Directions for this task:
Read the lines below. Copy out any that hold the string "visible".

Stored data:
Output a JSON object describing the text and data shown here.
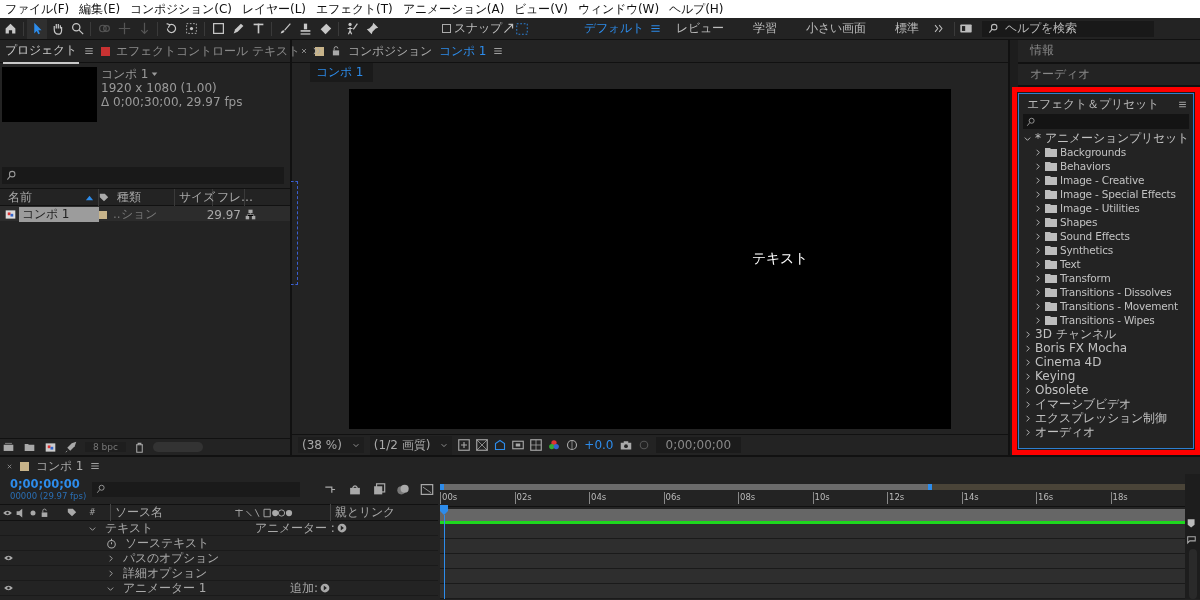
{
  "menu_bar": [
    "ファイル(F)",
    "編集(E)",
    "コンポジション(C)",
    "レイヤー(L)",
    "エフェクト(T)",
    "アニメーション(A)",
    "ビュー(V)",
    "ウィンドウ(W)",
    "ヘルプ(H)"
  ],
  "toolbar": {
    "tools": [
      {
        "kind": "home",
        "selected": false,
        "disabled": false
      },
      {
        "kind": "selection",
        "selected": true,
        "disabled": false
      },
      {
        "kind": "hand",
        "selected": false,
        "disabled": false
      },
      {
        "kind": "zoom",
        "selected": false,
        "disabled": false
      },
      {
        "kind": "orbit",
        "selected": false,
        "disabled": true
      },
      {
        "kind": "pan",
        "selected": false,
        "disabled": true
      },
      {
        "kind": "dolly",
        "selected": false,
        "disabled": true
      },
      {
        "kind": "rotate",
        "selected": false,
        "disabled": false
      },
      {
        "kind": "anchor",
        "selected": false,
        "disabled": false
      },
      {
        "kind": "rect",
        "selected": false,
        "disabled": false
      },
      {
        "kind": "pen",
        "selected": false,
        "disabled": false
      },
      {
        "kind": "type",
        "selected": false,
        "disabled": false
      },
      {
        "kind": "brush",
        "selected": false,
        "disabled": false
      },
      {
        "kind": "stamp",
        "selected": false,
        "disabled": false
      },
      {
        "kind": "eraser",
        "selected": false,
        "disabled": false
      },
      {
        "kind": "roto",
        "selected": false,
        "disabled": false
      },
      {
        "kind": "pin",
        "selected": false,
        "disabled": false
      }
    ],
    "snap": {
      "label": "スナップ",
      "checked": false
    },
    "workspaces": [
      {
        "label": "デフォルト",
        "selected": true
      },
      {
        "label": "レビュー",
        "selected": false
      },
      {
        "label": "学習",
        "selected": false
      },
      {
        "label": "小さい画面",
        "selected": false
      },
      {
        "label": "標準",
        "selected": false
      }
    ],
    "help_search": {
      "placeholder": "ヘルプを検索"
    }
  },
  "project_panel": {
    "tabs": [
      {
        "label": "プロジェクト",
        "selected": true
      },
      {
        "label": "エフェクトコントロール テキスト",
        "selected": false
      }
    ],
    "preview_info": {
      "name": "コンポ 1",
      "size": "1920 x 1080 (1.00)",
      "duration": "Δ 0;00;30;00, 29.97 fps"
    },
    "columns": [
      "名前",
      "種類",
      "サイズ",
      "フレ…"
    ],
    "rows": [
      {
        "name": "コンポ 1",
        "type": "..ション",
        "frame_rate": "29.97",
        "selected": true
      }
    ],
    "bit_depth": "8 bpc"
  },
  "composition_panel": {
    "tab_prefix": "コンポジション",
    "tab_comp": "コンポ 1",
    "breadcrumb": "コンポ 1",
    "canvas_text": "テキスト",
    "zoom": "(38 %)",
    "resolution": "(1/2 画質)",
    "exposure": "+0.0",
    "timecode": "0;00;00;00"
  },
  "right_panel": {
    "sections": [
      "情報",
      "オーディオ"
    ],
    "effects": {
      "title": "エフェクト＆プリセット",
      "tree": [
        {
          "label": "* アニメーションプリセット",
          "expanded": true,
          "children": [
            {
              "label": "Backgrounds",
              "expanded": false
            },
            {
              "label": "Behaviors",
              "expanded": false
            },
            {
              "label": "Image - Creative",
              "expanded": false
            },
            {
              "label": "Image - Special Effects",
              "expanded": false
            },
            {
              "label": "Image - Utilities",
              "expanded": false
            },
            {
              "label": "Shapes",
              "expanded": false
            },
            {
              "label": "Sound Effects",
              "expanded": false
            },
            {
              "label": "Synthetics",
              "expanded": false
            },
            {
              "label": "Text",
              "expanded": false
            },
            {
              "label": "Transform",
              "expanded": false
            },
            {
              "label": "Transitions - Dissolves",
              "expanded": false
            },
            {
              "label": "Transitions - Movement",
              "expanded": false
            },
            {
              "label": "Transitions - Wipes",
              "expanded": false
            }
          ]
        },
        {
          "label": "3D チャンネル",
          "expanded": false
        },
        {
          "label": "Boris FX Mocha",
          "expanded": false
        },
        {
          "label": "Cinema 4D",
          "expanded": false
        },
        {
          "label": "Keying",
          "expanded": false
        },
        {
          "label": "Obsolete",
          "expanded": false
        },
        {
          "label": "イマーシブビデオ",
          "expanded": false
        },
        {
          "label": "エクスプレッション制御",
          "expanded": false
        },
        {
          "label": "オーディオ",
          "expanded": false
        }
      ]
    }
  },
  "timeline": {
    "tab": "コンポ 1",
    "timecode": "0;00;00;00",
    "frame_info": "00000 (29.97 fps)",
    "columns": [
      "#",
      "ソース名",
      "親とリンク"
    ],
    "ruler": [
      "00s",
      "02s",
      "04s",
      "06s",
      "08s",
      "10s",
      "12s",
      "14s",
      "16s",
      "18s"
    ],
    "layers": [
      {
        "kind": "group",
        "label": "テキスト",
        "expanded": true,
        "visible": false,
        "action": "アニメーター :",
        "children": [
          {
            "kind": "property",
            "label": "ソーステキスト",
            "visible": false
          },
          {
            "kind": "group",
            "label": "パスのオプション",
            "expanded": false,
            "visible": true
          },
          {
            "kind": "group",
            "label": "詳細オプション",
            "expanded": false,
            "visible": false
          },
          {
            "kind": "group",
            "label": "アニメーター 1",
            "expanded": true,
            "visible": true,
            "action": "追加:"
          }
        ]
      }
    ]
  }
}
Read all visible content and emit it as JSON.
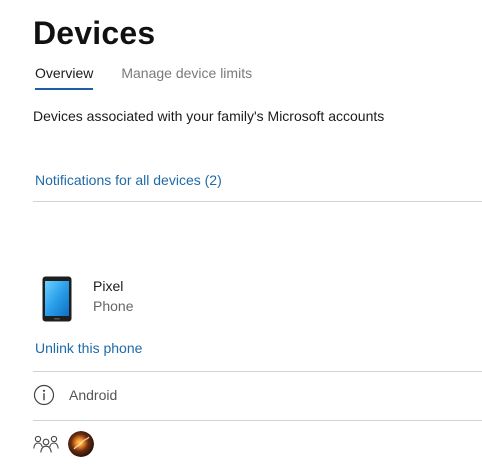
{
  "header": {
    "title": "Devices"
  },
  "tabs": [
    {
      "label": "Overview",
      "active": true
    },
    {
      "label": "Manage device limits",
      "active": false
    }
  ],
  "main": {
    "subtitle": "Devices associated with your family's Microsoft accounts",
    "notifications_link": "Notifications for all devices (2)"
  },
  "device": {
    "name": "Pixel",
    "type": "Phone",
    "icon": "phone-icon",
    "unlink_label": "Unlink this phone",
    "os": "Android",
    "os_icon": "info-icon",
    "users_icon": "people-icon"
  },
  "colors": {
    "accent": "#1a5fa8",
    "link": "#1f6aa8",
    "divider": "#d2d2d2"
  }
}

Answer:
        "visible": false,
            "visible": false
            "visible": true
            "visible": false
            "visible": true,
Read all visible content and emit it as JSON.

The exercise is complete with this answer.